Exercise description :: Make an exact copy of the lines below.

Input data ::

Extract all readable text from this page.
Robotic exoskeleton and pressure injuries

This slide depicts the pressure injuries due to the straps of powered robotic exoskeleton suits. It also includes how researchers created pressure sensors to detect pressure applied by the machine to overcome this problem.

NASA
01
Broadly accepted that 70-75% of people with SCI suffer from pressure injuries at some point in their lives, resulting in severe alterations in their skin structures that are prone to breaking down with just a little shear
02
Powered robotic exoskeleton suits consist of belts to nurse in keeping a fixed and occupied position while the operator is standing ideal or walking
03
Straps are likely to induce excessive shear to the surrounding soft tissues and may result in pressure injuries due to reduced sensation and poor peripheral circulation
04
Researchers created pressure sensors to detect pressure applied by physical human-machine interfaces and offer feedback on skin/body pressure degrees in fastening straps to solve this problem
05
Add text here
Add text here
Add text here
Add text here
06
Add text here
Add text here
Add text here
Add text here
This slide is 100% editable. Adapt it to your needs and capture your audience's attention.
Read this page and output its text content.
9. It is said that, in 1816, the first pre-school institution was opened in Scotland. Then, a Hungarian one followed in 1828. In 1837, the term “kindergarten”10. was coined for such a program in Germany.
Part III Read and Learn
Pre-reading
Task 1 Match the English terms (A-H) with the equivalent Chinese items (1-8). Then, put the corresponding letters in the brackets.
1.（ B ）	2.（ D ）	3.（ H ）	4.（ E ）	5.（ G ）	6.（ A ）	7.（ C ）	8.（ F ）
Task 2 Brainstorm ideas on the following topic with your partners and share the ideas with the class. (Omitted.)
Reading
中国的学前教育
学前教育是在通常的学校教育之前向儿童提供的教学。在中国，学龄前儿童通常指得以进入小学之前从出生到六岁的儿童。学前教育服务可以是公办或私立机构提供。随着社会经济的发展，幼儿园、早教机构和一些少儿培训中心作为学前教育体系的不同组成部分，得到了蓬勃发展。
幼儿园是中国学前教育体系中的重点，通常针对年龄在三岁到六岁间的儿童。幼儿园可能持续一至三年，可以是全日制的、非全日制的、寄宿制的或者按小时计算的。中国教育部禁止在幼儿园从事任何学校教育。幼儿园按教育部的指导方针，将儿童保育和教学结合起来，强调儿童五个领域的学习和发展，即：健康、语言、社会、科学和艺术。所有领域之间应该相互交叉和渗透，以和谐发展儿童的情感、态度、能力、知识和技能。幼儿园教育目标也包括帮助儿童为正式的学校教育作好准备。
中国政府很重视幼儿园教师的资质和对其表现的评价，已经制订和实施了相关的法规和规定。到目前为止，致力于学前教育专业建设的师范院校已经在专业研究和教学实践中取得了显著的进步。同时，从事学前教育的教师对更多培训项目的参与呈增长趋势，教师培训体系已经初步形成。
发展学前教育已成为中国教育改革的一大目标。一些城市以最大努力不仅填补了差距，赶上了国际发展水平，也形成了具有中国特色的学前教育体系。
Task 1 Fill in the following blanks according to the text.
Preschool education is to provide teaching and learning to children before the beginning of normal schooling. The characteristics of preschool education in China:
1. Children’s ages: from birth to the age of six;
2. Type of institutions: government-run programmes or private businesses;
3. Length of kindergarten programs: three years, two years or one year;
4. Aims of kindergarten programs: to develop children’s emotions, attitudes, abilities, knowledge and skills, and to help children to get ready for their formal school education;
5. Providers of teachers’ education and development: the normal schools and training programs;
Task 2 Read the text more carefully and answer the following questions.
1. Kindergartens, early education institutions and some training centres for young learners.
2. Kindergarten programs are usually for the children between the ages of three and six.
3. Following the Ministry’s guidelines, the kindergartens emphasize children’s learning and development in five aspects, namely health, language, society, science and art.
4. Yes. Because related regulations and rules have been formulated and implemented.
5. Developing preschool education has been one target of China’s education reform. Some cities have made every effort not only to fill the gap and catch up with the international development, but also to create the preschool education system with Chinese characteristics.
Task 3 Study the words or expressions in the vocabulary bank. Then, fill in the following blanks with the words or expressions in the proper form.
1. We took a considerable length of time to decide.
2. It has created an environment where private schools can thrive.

Task solution ::
Extract all readable text from this page.
Robotic exoskeleton and pressure injuries

This slide depicts the pressure injuries due to the straps of powered robotic exoskeleton suits. It also includes how researchers created pressure sensors to detect pressure applied by the machine to overcome this problem.

NASA
01
Broadly accepted that 70-75% of people with SCI suffer from pressure injuries at some point in their lives, resulting in severe alterations in their skin structures that are prone to breaking down with just a little shear
02
Powered robotic exoskeleton suits consist of belts to nurse in keeping a fixed and occupied position while the operator is standing ideal or walking
03
Straps are likely to induce excessive shear to the surrounding soft tissues and may result in pressure injuries due to reduced sensation and poor peripheral circulation
04
Researchers created pressure sensors to detect pressure applied by physical human-machine interfaces and offer feedback on skin/body pressure degrees in fastening straps to solve this problem
05
Add text here
Add text here
Add text here
Add text here
06
Add text here
Add text here
Add text here
Add text here
This slide is 100% editable. Adapt it to your needs and capture your audience's attention.
Read this page and output its text content.
9. It is said that, in 1816, the first pre-school institution was opened in Scotland. Then, a Hungarian one followed in 1828. In 1837, the term “kindergarten”10. was coined for such a program in Germany.
Part III Read and Learn
Pre-reading
Task 1 Match the English terms (A-H) with the equivalent Chinese items (1-8). Then, put the corresponding letters in the brackets.
1.（ B ）	2.（ D ）	3.（ H ）	4.（ E ）	5.（ G ）	6.（ A ）	7.（ C ）	8.（ F ）
Task 2 Brainstorm ideas on the following topic with your partners and share the ideas with the class. (Omitted.)
Reading
中国的学前教育
学前教育是在通常的学校教育之前向儿童提供的教学。在中国，学龄前儿童通常指得以进入小学之前从出生到六岁的儿童。学前教育服务可以是公办或私立机构提供。随着社会经济的发展，幼儿园、早教机构和一些少儿培训中心作为学前教育体系的不同组成部分，得到了蓬勃发展。
幼儿园是中国学前教育体系中的重点，通常针对年龄在三岁到六岁间的儿童。幼儿园可能持续一至三年，可以是全日制的、非全日制的、寄宿制的或者按小时计算的。中国教育部禁止在幼儿园从事任何学校教育。幼儿园按教育部的指导方针，将儿童保育和教学结合起来，强调儿童五个领域的学习和发展，即：健康、语言、社会、科学和艺术。所有领域之间应该相互交叉和渗透，以和谐发展儿童的情感、态度、能力、知识和技能。幼儿园教育目标也包括帮助儿童为正式的学校教育作好准备。
中国政府很重视幼儿园教师的资质和对其表现的评价，已经制订和实施了相关的法规和规定。到目前为止，致力于学前教育专业建设的师范院校已经在专业研究和教学实践中取得了显著的进步。同时，从事学前教育的教师对更多培训项目的参与呈增长趋势，教师培训体系已经初步形成。
发展学前教育已成为中国教育改革的一大目标。一些城市以最大努力不仅填补了差距，赶上了国际发展水平，也形成了具有中国特色的学前教育体系。
Task 1 Fill in the following blanks according to the text.
Preschool education is to provide teaching and learning to children before the beginning of normal schooling. The characteristics of preschool education in China:
1. Children’s ages: from birth to the age of six;
2. Type of institutions: government-run programmes or private businesses;
3. Length of kindergarten programs: three years, two years or one year;
4. Aims of kindergarten programs: to develop children’s emotions, attitudes, abilities, knowledge and skills, and to help children to get ready for their formal school education;
5. Providers of teachers’ education and development: the normal schools and training programs;
Task 2 Read the text more carefully and answer the following questions.
1. Kindergartens, early education institutions and some training centres for young learners.
2. Kindergarten programs are usually for the children between the ages of three and six.
3. Following the Ministry’s guidelines, the kindergartens emphasize children’s learning and development in five aspects, namely health, language, society, science and art.
4. Yes. Because related regulations and rules have been formulated and implemented.
5. Developing preschool education has been one target of China’s education reform. Some cities have made every effort not only to fill the gap and catch up with the international development, but also to create the preschool education system with Chinese characteristics.
Task 3 Study the words or expressions in the vocabulary bank. Then, fill in the following blanks with the words or expressions in the proper form.
1. We took a considerable length of time to decide.
2. It has created an environment where private schools can thrive.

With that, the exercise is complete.